* Work instructions: Retype the complete listing exactly as it appears.

(Figure record extracts)
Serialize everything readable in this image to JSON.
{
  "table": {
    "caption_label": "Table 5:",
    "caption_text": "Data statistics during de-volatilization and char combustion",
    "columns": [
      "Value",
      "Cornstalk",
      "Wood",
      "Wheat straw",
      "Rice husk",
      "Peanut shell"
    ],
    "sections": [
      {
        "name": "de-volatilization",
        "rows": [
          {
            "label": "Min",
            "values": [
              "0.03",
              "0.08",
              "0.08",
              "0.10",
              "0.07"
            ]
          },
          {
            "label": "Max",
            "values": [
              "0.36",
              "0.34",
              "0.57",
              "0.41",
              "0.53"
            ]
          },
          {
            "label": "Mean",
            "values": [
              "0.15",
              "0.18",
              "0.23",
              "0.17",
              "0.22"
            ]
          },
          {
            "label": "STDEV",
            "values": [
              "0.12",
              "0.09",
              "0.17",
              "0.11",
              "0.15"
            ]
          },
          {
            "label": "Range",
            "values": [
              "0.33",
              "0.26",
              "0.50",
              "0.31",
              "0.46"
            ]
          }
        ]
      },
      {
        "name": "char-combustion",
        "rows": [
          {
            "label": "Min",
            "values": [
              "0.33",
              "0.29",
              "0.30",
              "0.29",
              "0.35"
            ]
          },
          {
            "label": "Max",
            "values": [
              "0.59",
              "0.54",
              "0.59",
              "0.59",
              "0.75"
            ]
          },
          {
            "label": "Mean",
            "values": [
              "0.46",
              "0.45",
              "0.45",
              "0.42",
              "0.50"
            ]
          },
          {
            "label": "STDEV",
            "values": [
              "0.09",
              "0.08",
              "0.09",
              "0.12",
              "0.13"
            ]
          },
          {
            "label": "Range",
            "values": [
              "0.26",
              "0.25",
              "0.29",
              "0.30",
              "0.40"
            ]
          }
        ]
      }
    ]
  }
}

* Problem solution:
Serialize everything readable in this image to JSON.
{
  "table": {
    "caption_label": "Table 5:",
    "caption_text": "Data statistics during de-volatilization and char combustion",
    "columns": [
      "Value",
      "Cornstalk",
      "Wood",
      "Wheat straw",
      "Rice husk",
      "Peanut shell"
    ],
    "sections": [
      {
        "name": "de-volatilization",
        "rows": [
          {
            "label": "Min",
            "values": [
              "0.03",
              "0.08",
              "0.08",
              "0.10",
              "0.07"
            ]
          },
          {
            "label": "Max",
            "values": [
              "0.36",
              "0.34",
              "0.57",
              "0.41",
              "0.53"
            ]
          },
          {
            "label": "Mean",
            "values": [
              "0.15",
              "0.18",
              "0.23",
              "0.17",
              "0.22"
            ]
          },
          {
            "label": "STDEV",
            "values": [
              "0.12",
              "0.09",
              "0.17",
              "0.11",
              "0.15"
            ]
          },
          {
            "label": "Range",
            "values": [
              "0.33",
              "0.26",
              "0.50",
              "0.31",
              "0.46"
            ]
          }
        ]
      },
      {
        "name": "char-combustion",
        "rows": [
          {
            "label": "Min",
            "values": [
              "0.33",
              "0.29",
              "0.30",
              "0.29",
              "0.35"
            ]
          },
          {
            "label": "Max",
            "values": [
              "0.59",
              "0.54",
              "0.59",
              "0.59",
              "0.75"
            ]
          },
          {
            "label": "Mean",
            "values": [
              "0.46",
              "0.45",
              "0.45",
              "0.42",
              "0.50"
            ]
          },
          {
            "label": "STDEV",
            "values": [
              "0.09",
              "0.08",
              "0.09",
              "0.12",
              "0.13"
            ]
          },
          {
            "label": "Range",
            "values": [
              "0.26",
              "0.25",
              "0.29",
              "0.30",
              "0.40"
            ]
          }
        ]
      }
    ]
  }
}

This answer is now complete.